▶ [Problem to solve]
Which lines run from the one containing "What text is on this page?" to the end of the entries? Quote them exactly, and nothing else.

▶ [Dataset records]
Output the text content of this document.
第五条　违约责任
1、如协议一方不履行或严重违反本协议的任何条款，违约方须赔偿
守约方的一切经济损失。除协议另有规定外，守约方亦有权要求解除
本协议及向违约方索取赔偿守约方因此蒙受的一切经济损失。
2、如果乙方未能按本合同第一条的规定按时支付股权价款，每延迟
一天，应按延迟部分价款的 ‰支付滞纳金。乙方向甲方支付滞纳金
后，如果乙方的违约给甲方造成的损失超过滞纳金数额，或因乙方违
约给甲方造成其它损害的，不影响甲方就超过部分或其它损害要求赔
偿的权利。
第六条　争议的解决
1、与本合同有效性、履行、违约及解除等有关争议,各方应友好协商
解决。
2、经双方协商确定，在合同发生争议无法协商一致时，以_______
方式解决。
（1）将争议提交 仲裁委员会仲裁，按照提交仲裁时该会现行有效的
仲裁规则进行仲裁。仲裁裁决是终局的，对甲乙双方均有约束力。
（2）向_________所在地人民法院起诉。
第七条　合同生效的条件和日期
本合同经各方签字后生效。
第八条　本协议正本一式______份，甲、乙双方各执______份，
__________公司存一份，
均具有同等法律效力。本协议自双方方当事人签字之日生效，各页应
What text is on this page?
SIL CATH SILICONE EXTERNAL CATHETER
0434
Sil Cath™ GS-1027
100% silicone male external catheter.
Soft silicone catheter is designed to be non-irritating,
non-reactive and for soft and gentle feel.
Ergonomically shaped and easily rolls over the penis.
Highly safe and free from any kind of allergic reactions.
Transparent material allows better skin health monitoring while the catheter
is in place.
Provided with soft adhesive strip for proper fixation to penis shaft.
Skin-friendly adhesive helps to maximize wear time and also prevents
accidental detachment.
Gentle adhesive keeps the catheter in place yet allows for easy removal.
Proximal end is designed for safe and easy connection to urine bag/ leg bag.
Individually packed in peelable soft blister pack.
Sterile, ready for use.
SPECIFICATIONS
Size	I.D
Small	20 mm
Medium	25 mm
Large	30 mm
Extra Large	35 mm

▶ [Finished task]
What text is on this page?
SIL CATH SILICONE EXTERNAL CATHETER
0434
Sil Cath™ GS-1027
100% silicone male external catheter.
Soft silicone catheter is designed to be non-irritating,
non-reactive and for soft and gentle feel.
Ergonomically shaped and easily rolls over the penis.
Highly safe and free from any kind of allergic reactions.
Transparent material allows better skin health monitoring while the catheter
is in place.
Provided with soft adhesive strip for proper fixation to penis shaft.
Skin-friendly adhesive helps to maximize wear time and also prevents
accidental detachment.
Gentle adhesive keeps the catheter in place yet allows for easy removal.
Proximal end is designed for safe and easy connection to urine bag/ leg bag.
Individually packed in peelable soft blister pack.
Sterile, ready for use.
SPECIFICATIONS
Size	I.D
Small	20 mm
Medium	25 mm
Large	30 mm
Extra Large	35 mm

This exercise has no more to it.